• _GIVEN REQUEST_
Below are the records; collect from them each line containing the string "ffffff".

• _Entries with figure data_

═══

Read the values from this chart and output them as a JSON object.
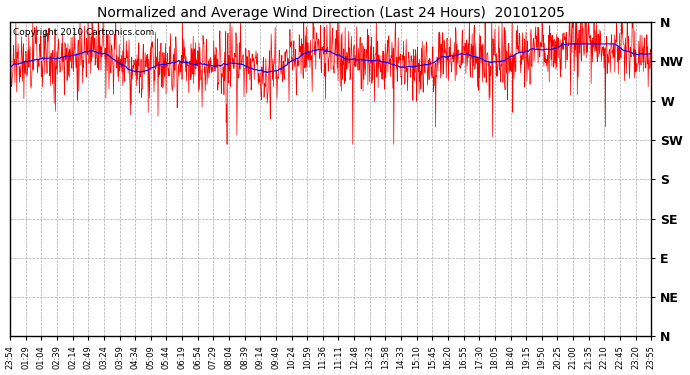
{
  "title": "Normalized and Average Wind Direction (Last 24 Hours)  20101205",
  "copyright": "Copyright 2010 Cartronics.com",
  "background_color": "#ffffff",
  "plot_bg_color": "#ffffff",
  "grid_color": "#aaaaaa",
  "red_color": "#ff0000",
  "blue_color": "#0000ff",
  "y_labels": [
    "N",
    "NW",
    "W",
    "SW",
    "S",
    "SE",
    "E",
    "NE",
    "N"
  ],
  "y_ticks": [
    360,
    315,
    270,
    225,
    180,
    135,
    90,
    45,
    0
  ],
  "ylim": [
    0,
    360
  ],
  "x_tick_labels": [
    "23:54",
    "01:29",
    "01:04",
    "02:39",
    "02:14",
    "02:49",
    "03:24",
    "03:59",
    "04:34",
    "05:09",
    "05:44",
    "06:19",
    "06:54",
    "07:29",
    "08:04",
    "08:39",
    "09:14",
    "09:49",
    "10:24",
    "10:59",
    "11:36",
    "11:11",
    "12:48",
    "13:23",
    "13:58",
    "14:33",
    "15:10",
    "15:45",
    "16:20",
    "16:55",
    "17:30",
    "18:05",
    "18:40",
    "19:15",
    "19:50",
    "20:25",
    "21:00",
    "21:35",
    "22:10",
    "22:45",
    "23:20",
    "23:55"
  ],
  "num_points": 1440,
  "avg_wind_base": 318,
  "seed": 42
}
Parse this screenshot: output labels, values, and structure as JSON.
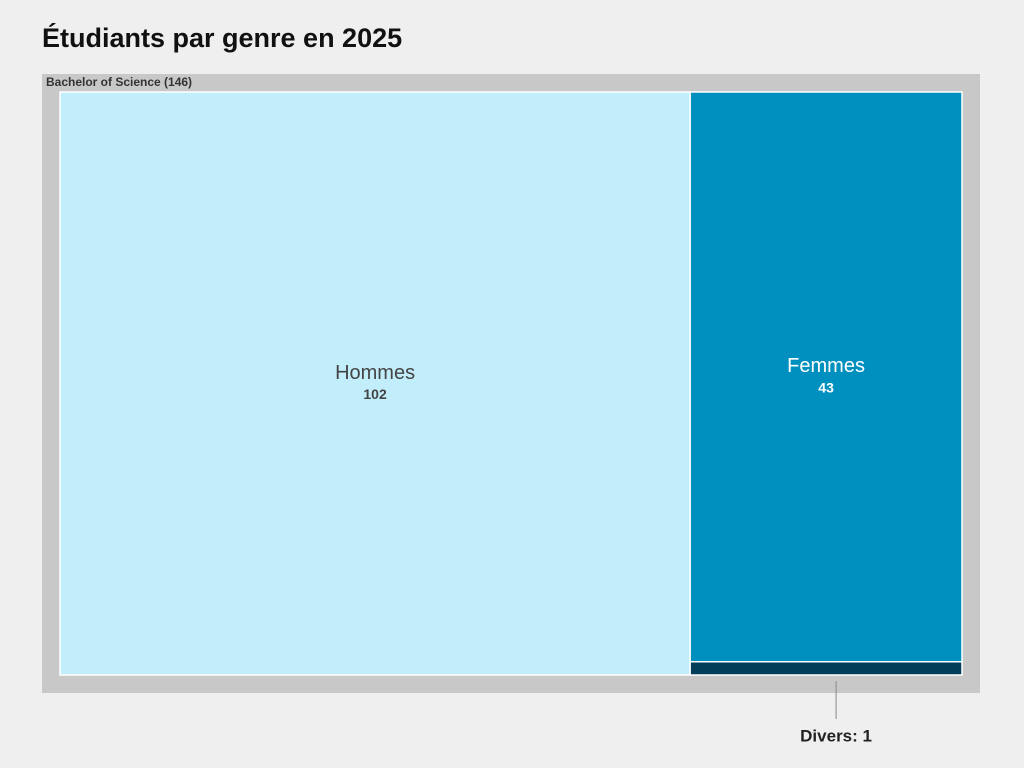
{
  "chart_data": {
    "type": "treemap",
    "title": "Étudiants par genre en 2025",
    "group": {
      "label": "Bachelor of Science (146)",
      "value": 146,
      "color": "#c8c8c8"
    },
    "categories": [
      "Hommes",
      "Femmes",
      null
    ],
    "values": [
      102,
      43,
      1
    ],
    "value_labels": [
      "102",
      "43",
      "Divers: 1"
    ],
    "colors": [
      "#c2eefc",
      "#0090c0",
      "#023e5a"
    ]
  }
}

═══

• _RESULT BELOW_
  "background_color": "#ffffff",
  "plot_bg_color": "#ffffff",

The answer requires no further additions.